Source extract –
---

- Nearest city: Santo Amaro da Imperatriz, Santa Catarina
- Coordinates: 27°37′34″S 48°52′52″W﻿ / ﻿27.626°S 48.881°W
- Area: 27.7 hectares (68 acres)
- Designation: Private natural heritage reserve
- Created: 4 May 2005
- Administrator: Teixeira family

= Rio das Lontras Private Natural Heritage Reserve =

Private natural heritage reserve in Brazil

The Rio das Lontras Private Natural Heritage Reserve (Reserva Particular do Patrimônio Natural Rio das Lontras) is a private natural heritage reserve in the state of Santa Catarina, Brazil.

==Location==

The Rio das Lontras (Note: Rio das Lontras means "Otter River". The logo of the reserve is an otter drawn by cartoonist Ziraldo Alves Pinto. The original name was RPPN PT after the names of the proprietors, Pimentel and Teixeira. The cartoonist asked for a name he could illustrate. Otters were often seen bathing in the river that skirts the reserve, so the reserve was given its present name.) Private Natural Heritage Reserve was created by decree on 3 April 2005, modified on 14 May 2009.

---

Material shown –
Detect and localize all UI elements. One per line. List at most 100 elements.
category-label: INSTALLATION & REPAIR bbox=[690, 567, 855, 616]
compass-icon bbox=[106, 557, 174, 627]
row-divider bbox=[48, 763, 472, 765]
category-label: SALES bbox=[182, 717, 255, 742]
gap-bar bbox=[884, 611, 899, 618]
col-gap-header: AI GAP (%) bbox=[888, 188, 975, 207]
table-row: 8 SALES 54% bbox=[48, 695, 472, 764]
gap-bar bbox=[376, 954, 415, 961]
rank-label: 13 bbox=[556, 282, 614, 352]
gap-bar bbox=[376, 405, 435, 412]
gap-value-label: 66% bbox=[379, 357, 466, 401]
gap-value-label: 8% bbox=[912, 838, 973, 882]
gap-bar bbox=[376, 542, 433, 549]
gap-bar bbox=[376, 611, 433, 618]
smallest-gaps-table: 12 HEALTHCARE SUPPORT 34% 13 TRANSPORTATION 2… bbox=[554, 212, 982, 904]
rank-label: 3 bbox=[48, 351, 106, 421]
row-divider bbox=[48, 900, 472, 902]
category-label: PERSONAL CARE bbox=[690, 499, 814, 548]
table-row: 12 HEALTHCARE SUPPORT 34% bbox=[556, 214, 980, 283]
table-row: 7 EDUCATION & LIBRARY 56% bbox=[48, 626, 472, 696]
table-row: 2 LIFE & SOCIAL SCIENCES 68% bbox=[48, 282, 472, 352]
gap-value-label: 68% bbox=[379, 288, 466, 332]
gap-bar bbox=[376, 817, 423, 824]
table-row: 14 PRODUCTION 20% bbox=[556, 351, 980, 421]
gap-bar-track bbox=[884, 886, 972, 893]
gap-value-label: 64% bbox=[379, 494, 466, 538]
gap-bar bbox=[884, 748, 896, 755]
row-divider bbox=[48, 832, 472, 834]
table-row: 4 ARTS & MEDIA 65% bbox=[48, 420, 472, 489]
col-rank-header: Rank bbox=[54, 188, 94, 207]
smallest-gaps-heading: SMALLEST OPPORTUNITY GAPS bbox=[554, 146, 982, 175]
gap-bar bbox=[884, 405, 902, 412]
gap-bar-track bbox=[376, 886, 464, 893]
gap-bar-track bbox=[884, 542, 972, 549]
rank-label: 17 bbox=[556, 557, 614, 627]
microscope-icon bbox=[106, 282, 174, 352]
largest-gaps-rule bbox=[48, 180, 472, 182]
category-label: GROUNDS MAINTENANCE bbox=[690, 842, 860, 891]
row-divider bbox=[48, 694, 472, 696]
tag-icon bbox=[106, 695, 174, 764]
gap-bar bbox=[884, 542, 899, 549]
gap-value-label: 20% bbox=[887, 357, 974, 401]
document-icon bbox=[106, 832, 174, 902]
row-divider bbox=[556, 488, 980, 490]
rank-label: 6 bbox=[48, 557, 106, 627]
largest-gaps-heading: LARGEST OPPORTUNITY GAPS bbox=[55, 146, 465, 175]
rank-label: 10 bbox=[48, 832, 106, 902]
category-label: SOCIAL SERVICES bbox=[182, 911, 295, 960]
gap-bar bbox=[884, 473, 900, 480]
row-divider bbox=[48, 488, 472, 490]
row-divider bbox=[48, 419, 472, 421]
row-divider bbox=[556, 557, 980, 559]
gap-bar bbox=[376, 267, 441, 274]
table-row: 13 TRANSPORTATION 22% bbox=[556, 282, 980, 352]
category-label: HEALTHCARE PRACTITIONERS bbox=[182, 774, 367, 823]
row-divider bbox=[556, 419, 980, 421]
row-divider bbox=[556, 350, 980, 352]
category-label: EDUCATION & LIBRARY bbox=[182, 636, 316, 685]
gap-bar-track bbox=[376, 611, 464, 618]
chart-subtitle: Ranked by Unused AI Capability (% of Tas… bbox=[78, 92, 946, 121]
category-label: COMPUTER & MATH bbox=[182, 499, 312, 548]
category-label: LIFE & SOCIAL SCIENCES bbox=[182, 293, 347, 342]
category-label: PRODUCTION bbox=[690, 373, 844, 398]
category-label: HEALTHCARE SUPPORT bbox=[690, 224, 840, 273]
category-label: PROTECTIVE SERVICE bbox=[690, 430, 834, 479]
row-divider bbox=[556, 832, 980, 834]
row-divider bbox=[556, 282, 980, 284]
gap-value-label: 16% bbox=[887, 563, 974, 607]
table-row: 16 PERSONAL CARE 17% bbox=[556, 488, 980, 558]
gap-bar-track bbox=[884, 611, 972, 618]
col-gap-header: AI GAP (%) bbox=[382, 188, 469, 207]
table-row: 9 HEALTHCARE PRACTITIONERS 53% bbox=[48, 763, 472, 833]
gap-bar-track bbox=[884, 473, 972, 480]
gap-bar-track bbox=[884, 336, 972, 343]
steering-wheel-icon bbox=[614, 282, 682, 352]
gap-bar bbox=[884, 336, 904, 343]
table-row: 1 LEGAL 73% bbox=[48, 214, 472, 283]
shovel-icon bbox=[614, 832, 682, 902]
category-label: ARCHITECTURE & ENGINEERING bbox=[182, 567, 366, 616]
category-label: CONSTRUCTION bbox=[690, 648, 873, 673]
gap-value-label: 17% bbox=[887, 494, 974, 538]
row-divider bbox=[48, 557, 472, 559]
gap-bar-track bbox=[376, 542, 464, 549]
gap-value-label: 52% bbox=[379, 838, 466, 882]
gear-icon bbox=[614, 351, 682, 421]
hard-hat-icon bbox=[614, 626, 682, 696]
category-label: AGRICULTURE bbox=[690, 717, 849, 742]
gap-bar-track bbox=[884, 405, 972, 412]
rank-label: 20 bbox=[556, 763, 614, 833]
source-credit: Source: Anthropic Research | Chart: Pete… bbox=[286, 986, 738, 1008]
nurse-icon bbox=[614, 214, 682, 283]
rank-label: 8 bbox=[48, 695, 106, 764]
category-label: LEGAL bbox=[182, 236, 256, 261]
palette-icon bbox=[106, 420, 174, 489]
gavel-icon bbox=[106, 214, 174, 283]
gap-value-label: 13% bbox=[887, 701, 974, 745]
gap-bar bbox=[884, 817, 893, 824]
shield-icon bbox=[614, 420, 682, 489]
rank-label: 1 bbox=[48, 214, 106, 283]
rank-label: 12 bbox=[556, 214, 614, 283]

---

Prompt A – Reproduce everything in the reserve article from "- Designation: Private" down to "14 May 2009.".
Prompt B – Carry on writing the reserve article from the point where it stops.

Exercise answer A –
- Designation: Private natural heritage reserve
- Created: 4 May 2005
- Administrator: Teixeira family

= Rio das Lontras Private Natural Heritage Reserve =

Private natural heritage reserve in Brazil

The Rio das Lontras Private Natural Heritage Reserve (Reserva Particular do Patrimônio Natural Rio das Lontras) is a private natural heritage reserve in the state of Santa Catarina, Brazil.

==Location==

The Rio das Lontras (Note: Rio das Lontras means "Otter River". The logo of the reserve is an otter drawn by cartoonist Ziraldo Alves Pinto. The original name was RPPN PT after the names of the proprietors, Pimentel and Teixeira. The cartoonist asked for a name he could illustrate. Otters were often seen bathing in the river that skirts the reserve, so the reserve was given its present name.) Private Natural Heritage Reserve was created by decree on 3 April 2005, modified on 14 May 2009.

Exercise answer B –
The decree creating the reserve, which had not yet been surveyed, said it had 23 ha.
After a survey, the modified decree of May 2009 gave its area as 27.7 ha.
It includes land in the municipalities of São Pedro de Alcântara and Águas Mornas in the state of Santa Catarina.

The average elevation is 300 m above sea level.
Re reserve's streams supply the Forquilhas River, a tributary of the Cubatão River.
Average temperatures range from 16 to 25 C with an average of 20.5 C.
Annual rainfall is 1390 mm with no dry period but more rain in January and February.

==Environment==

The reserve covers a fragment of the Atlantic Forest biome.
It has rugged terrain with very well preserved dense montane rainforest and has a rich variety of trees, orchids, ferns and other flora.
Fauna include anteaters, raccoons, coatis, armadillos, skunks, opossum, hedgehogs, squirrels, howler monkeys, ocelots, pumas and otters. Birds include weavers, toucans, woodpeckers, tanagers, jays, thrushes, ibises and hummingbirds.

==Conservation==

The objectives are to preserve the environment and enable scientific research and environmental education.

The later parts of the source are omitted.